__What to produce__
Retype everything from the line containing "process-line: 3、交流演示 [221,592,804,625]" down to the line containing "goal-line: 1、感知旧光碟带来的乐趣；培养爱动脑、爱实践的好习惯。 [221,166,804,189]", keeping every character of the data unchanged and including both of those lines.

__Input material__
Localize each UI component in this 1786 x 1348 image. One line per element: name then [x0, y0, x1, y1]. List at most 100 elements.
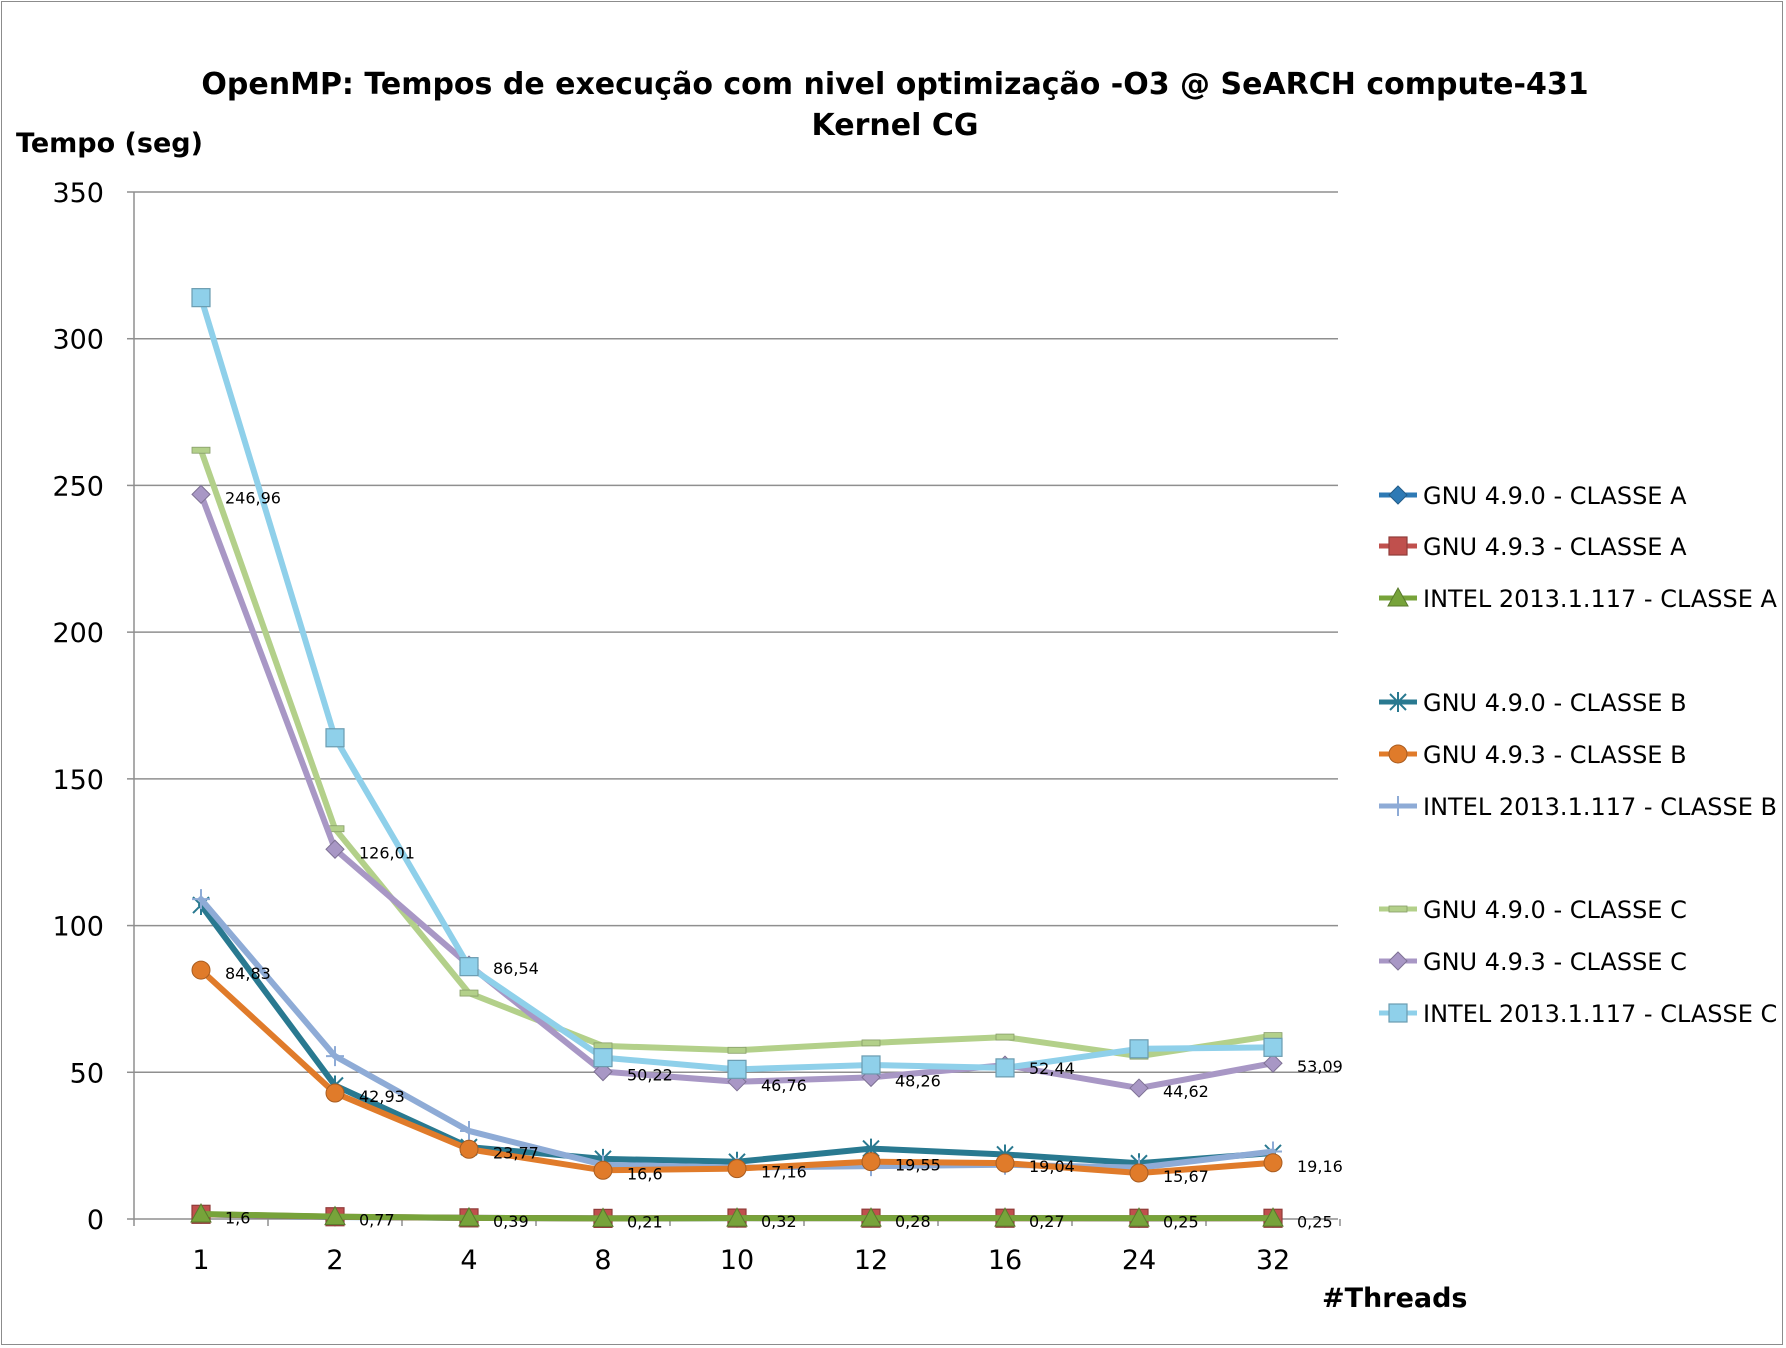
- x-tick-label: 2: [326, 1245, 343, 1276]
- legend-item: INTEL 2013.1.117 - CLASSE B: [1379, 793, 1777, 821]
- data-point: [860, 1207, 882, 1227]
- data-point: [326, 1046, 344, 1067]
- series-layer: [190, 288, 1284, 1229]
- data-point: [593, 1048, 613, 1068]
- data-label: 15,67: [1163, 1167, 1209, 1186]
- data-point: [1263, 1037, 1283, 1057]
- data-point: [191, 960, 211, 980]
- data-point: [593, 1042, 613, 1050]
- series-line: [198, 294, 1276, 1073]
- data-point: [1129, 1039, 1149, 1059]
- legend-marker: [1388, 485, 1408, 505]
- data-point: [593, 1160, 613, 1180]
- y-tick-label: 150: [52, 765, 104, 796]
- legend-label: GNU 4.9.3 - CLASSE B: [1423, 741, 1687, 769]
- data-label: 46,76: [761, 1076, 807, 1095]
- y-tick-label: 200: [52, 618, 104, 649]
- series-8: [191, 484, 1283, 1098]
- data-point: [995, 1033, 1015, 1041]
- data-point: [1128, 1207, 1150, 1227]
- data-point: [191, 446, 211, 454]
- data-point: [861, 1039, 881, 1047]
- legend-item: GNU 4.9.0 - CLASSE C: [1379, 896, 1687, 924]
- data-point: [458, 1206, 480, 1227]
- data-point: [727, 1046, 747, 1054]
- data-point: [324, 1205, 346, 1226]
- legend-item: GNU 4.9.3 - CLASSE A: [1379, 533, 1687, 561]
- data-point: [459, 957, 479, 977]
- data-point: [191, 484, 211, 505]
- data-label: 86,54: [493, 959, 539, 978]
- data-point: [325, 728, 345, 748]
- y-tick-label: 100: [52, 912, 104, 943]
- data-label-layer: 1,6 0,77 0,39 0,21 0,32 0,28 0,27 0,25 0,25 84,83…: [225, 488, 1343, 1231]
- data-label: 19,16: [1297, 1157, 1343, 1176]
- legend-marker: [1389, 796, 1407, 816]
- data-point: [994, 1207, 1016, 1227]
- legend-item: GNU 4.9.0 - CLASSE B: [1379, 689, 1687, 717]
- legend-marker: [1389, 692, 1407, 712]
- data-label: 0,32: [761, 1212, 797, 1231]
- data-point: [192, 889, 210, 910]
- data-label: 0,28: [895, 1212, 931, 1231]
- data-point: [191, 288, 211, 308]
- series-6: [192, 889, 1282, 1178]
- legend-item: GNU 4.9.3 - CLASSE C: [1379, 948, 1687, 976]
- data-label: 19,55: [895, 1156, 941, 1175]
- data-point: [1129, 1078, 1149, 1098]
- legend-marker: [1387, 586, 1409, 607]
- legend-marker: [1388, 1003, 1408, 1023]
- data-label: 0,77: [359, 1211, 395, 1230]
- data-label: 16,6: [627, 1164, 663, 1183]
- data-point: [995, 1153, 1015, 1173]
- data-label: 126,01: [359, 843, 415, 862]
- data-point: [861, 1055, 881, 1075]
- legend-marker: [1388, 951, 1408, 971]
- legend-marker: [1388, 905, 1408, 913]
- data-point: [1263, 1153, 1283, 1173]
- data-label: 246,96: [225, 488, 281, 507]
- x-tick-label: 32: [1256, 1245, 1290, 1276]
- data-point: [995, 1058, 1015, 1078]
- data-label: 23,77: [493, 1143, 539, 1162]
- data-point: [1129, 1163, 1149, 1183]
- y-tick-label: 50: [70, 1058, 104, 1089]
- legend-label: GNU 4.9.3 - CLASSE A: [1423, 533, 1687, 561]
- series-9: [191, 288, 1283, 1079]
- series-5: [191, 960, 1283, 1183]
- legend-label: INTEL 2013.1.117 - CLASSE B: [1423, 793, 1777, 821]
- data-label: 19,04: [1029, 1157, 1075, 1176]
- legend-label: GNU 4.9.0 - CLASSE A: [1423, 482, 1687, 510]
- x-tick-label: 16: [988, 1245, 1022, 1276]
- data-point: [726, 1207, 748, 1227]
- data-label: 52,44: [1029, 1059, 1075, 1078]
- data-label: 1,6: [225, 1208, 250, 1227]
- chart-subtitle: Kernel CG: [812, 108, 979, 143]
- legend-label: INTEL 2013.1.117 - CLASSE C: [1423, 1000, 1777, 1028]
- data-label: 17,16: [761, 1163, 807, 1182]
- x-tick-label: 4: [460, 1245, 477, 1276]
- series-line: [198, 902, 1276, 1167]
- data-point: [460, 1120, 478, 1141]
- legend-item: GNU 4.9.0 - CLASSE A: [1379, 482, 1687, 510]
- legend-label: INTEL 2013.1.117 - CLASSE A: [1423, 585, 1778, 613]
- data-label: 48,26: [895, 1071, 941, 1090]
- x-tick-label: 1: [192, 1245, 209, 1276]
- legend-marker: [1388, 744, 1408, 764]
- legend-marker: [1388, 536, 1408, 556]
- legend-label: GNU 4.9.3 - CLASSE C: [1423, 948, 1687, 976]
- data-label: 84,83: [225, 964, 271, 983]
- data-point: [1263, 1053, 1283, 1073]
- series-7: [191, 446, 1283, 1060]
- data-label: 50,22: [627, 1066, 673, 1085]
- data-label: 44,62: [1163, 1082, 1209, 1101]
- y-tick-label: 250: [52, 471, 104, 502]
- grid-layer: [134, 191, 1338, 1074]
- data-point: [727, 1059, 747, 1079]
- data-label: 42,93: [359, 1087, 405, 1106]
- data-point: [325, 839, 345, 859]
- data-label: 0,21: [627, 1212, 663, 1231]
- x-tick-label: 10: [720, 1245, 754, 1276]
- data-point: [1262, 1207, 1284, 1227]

...

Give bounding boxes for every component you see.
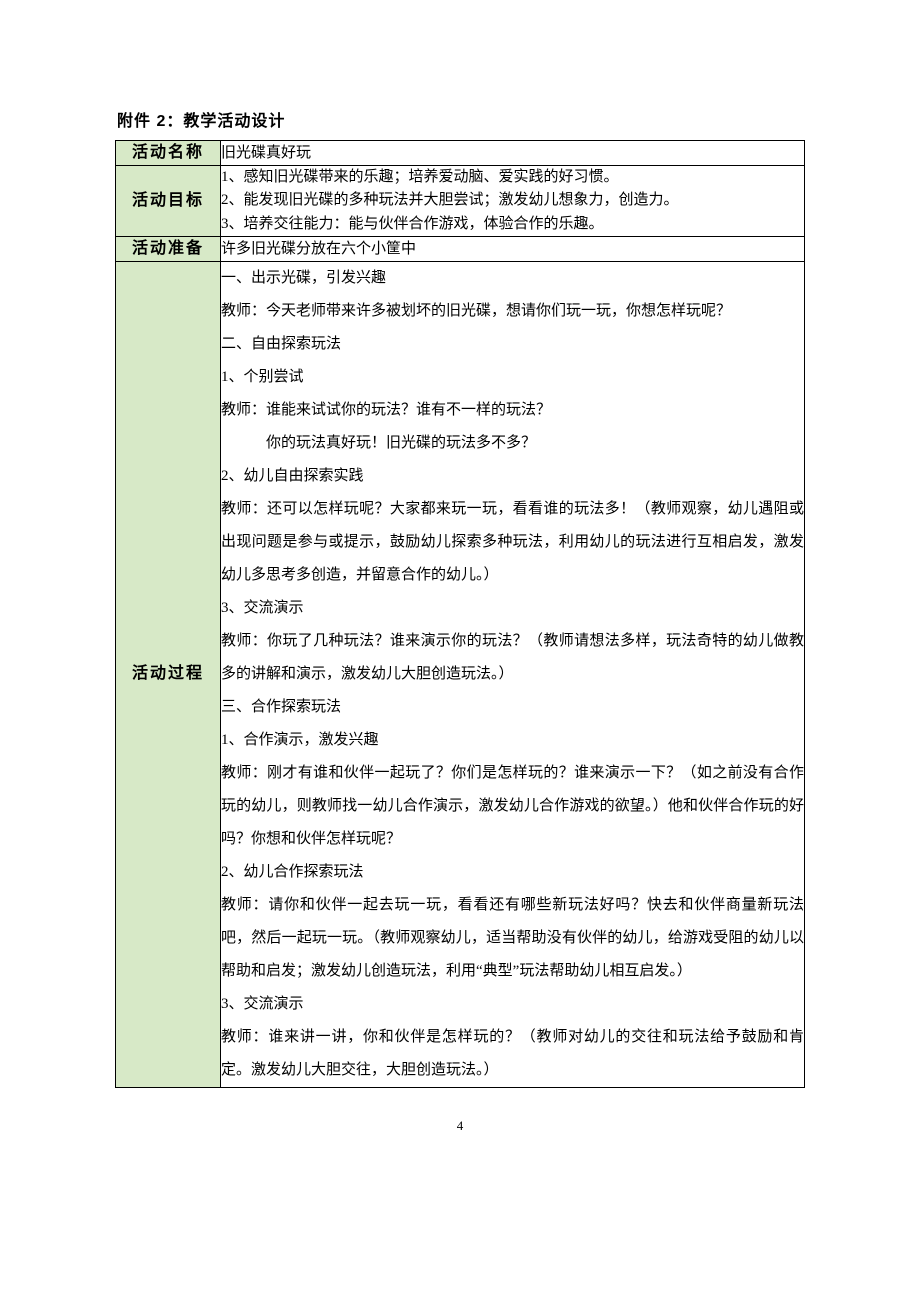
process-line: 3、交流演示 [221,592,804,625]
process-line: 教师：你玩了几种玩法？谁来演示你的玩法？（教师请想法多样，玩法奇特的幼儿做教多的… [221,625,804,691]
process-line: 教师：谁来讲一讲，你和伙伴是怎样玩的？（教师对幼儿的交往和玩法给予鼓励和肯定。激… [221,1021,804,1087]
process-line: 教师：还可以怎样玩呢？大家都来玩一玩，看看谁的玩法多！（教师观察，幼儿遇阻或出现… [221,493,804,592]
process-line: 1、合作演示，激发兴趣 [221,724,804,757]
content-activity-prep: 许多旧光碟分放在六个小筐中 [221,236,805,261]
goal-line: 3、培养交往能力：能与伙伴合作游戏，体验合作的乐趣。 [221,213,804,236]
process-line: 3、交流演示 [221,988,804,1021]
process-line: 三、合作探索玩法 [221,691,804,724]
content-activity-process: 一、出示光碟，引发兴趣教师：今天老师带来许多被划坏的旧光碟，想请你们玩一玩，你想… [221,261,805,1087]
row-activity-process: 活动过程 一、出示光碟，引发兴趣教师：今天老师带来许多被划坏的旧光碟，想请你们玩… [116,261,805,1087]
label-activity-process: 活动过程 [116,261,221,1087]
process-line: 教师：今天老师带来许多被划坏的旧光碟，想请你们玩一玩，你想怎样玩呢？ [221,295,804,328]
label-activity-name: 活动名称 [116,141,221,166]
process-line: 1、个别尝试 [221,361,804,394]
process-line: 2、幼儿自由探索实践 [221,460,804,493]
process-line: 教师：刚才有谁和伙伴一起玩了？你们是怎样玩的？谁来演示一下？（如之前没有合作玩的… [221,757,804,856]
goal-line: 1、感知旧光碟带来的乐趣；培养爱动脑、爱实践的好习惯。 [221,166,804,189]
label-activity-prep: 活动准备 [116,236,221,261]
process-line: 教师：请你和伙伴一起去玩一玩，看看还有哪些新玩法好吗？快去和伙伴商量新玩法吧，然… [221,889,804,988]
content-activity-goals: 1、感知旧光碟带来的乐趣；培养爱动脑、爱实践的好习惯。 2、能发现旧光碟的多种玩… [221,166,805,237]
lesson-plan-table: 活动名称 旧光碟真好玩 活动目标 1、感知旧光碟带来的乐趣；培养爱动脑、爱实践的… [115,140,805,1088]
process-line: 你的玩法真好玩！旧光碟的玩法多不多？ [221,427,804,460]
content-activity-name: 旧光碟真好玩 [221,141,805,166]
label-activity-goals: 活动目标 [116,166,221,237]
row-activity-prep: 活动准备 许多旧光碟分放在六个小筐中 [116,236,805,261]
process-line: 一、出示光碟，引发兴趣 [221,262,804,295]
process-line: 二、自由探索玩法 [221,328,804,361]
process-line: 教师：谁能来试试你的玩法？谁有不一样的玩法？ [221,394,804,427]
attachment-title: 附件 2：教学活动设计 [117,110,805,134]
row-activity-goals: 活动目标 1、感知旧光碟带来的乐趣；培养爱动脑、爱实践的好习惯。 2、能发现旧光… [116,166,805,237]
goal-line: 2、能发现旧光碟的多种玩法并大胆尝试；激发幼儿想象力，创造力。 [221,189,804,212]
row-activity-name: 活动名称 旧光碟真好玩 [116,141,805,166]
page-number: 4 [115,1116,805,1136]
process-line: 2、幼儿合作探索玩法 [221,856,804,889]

__Reply to the exercise__
process-line: 3、交流演示 [221,592,804,625]
process-line: 教师：你玩了几种玩法？谁来演示你的玩法？（教师请想法多样，玩法奇特的幼儿做教多的… [221,625,804,691]
process-line: 教师：谁来讲一讲，你和伙伴是怎样玩的？（教师对幼儿的交往和玩法给予鼓励和肯定。激… [221,1021,804,1087]
process-line: 教师：还可以怎样玩呢？大家都来玩一玩，看看谁的玩法多！（教师观察，幼儿遇阻或出现… [221,493,804,592]
process-line: 1、合作演示，激发兴趣 [221,724,804,757]
content-activity-prep: 许多旧光碟分放在六个小筐中 [221,236,805,261]
goal-line: 3、培养交往能力：能与伙伴合作游戏，体验合作的乐趣。 [221,213,804,236]
process-line: 3、交流演示 [221,988,804,1021]
process-line: 三、合作探索玩法 [221,691,804,724]
content-activity-process: 一、出示光碟，引发兴趣教师：今天老师带来许多被划坏的旧光碟，想请你们玩一玩，你想… [221,261,805,1087]
row-activity-process: 活动过程 一、出示光碟，引发兴趣教师：今天老师带来许多被划坏的旧光碟，想请你们玩… [116,261,805,1087]
label-activity-process: 活动过程 [116,261,221,1087]
process-line: 教师：今天老师带来许多被划坏的旧光碟，想请你们玩一玩，你想怎样玩呢？ [221,295,804,328]
label-activity-name: 活动名称 [116,141,221,166]
process-line: 1、个别尝试 [221,361,804,394]
process-line: 2、幼儿自由探索实践 [221,460,804,493]
process-line: 教师：刚才有谁和伙伴一起玩了？你们是怎样玩的？谁来演示一下？（如之前没有合作玩的… [221,757,804,856]
goal-line: 1、感知旧光碟带来的乐趣；培养爱动脑、爱实践的好习惯。 [221,166,804,189]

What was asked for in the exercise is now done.